Given exercise: Each entry should be quoted word for word, including every mark of punctuation.

-------------------------

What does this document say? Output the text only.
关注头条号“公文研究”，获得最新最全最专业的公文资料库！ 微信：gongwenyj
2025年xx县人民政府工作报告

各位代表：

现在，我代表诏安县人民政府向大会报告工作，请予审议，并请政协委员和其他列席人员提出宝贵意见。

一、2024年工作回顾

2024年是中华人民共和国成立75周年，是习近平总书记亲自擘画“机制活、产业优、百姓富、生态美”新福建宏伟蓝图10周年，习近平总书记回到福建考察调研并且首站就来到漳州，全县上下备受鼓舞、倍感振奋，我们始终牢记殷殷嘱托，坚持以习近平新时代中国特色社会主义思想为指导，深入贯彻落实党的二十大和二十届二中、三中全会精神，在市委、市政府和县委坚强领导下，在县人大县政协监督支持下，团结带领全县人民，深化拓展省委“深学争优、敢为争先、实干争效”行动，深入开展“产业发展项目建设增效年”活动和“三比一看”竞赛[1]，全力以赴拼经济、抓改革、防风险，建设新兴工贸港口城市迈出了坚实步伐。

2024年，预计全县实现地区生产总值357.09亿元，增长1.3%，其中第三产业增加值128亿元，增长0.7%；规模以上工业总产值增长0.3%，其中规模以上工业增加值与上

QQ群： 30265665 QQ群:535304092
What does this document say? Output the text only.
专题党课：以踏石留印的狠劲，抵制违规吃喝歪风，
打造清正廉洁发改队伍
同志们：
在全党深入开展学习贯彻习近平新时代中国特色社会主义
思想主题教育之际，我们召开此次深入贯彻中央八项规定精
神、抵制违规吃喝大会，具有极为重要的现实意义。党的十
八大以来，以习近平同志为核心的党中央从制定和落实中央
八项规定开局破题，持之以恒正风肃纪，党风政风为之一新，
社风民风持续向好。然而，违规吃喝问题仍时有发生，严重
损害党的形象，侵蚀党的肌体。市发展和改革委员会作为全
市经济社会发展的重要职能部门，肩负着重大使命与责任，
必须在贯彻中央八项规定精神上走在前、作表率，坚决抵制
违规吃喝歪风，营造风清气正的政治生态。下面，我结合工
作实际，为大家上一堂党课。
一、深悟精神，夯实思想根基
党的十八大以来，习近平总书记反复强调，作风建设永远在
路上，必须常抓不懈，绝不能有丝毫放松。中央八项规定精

-------------------------

Result of this task:
What does this document say? Output the text only.
关注头条号“公文研究”，获得最新最全最专业的公文资料库！ 微信：gongwenyj
2025年xx县人民政府工作报告

各位代表：

现在，我代表诏安县人民政府向大会报告工作，请予审议，并请政协委员和其他列席人员提出宝贵意见。

一、2024年工作回顾

2024年是中华人民共和国成立75周年，是习近平总书记亲自擘画“机制活、产业优、百姓富、生态美”新福建宏伟蓝图10周年，习近平总书记回到福建考察调研并且首站就来到漳州，全县上下备受鼓舞、倍感振奋，我们始终牢记殷殷嘱托，坚持以习近平新时代中国特色社会主义思想为指导，深入贯彻落实党的二十大和二十届二中、三中全会精神，在市委、市政府和县委坚强领导下，在县人大县政协监督支持下，团结带领全县人民，深化拓展省委“深学争优、敢为争先、实干争效”行动，深入开展“产业发展项目建设增效年”活动和“三比一看”竞赛[1]，全力以赴拼经济、抓改革、防风险，建设新兴工贸港口城市迈出了坚实步伐。

2024年，预计全县实现地区生产总值357.09亿元，增长1.3%，其中第三产业增加值128亿元，增长0.7%；规模以上工业总产值增长0.3%，其中规模以上工业增加值与上

QQ群： 30265665 QQ群:535304092
What does this document say? Output the text only.
专题党课：以踏石留印的狠劲，抵制违规吃喝歪风，
打造清正廉洁发改队伍
同志们：
在全党深入开展学习贯彻习近平新时代中国特色社会主义
思想主题教育之际，我们召开此次深入贯彻中央八项规定精
神、抵制违规吃喝大会，具有极为重要的现实意义。党的十
八大以来，以习近平同志为核心的党中央从制定和落实中央
八项规定开局破题，持之以恒正风肃纪，党风政风为之一新，
社风民风持续向好。然而，违规吃喝问题仍时有发生，严重
损害党的形象，侵蚀党的肌体。市发展和改革委员会作为全
市经济社会发展的重要职能部门，肩负着重大使命与责任，
必须在贯彻中央八项规定精神上走在前、作表率，坚决抵制
违规吃喝歪风，营造风清气正的政治生态。下面，我结合工
作实际，为大家上一堂党课。
一、深悟精神，夯实思想根基
党的十八大以来，习近平总书记反复强调，作风建设永远在
路上，必须常抓不懈，绝不能有丝毫放松。中央八项规定精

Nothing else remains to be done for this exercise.